## Structured figure records
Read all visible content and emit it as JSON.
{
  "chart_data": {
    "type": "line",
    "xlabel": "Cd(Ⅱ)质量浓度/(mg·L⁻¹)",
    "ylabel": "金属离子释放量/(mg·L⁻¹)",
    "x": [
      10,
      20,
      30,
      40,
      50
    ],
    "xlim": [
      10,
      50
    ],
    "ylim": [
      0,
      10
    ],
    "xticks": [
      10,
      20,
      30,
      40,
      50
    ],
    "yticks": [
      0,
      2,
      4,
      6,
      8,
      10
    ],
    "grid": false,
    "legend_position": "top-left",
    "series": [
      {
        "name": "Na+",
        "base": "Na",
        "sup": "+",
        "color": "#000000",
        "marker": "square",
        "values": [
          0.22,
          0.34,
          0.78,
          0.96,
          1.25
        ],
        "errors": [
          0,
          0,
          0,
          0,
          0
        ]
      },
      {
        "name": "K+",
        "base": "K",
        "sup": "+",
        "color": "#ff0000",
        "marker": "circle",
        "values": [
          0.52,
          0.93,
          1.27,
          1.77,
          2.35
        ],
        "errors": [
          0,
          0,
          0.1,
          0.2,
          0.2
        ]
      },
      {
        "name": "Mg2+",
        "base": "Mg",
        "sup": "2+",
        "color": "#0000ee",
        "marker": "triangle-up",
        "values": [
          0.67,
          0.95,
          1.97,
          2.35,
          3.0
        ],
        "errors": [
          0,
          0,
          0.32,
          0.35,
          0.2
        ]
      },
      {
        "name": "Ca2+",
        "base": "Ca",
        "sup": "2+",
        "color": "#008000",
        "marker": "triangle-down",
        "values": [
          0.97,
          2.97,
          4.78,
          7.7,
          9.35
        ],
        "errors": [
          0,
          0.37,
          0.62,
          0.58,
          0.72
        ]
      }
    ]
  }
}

## WHAT THIS TASK INVOLVES
The lines above form a set of records; determine how many of them contain the string "triangle" and give that number alone.

## REPLY TO THE TASK
2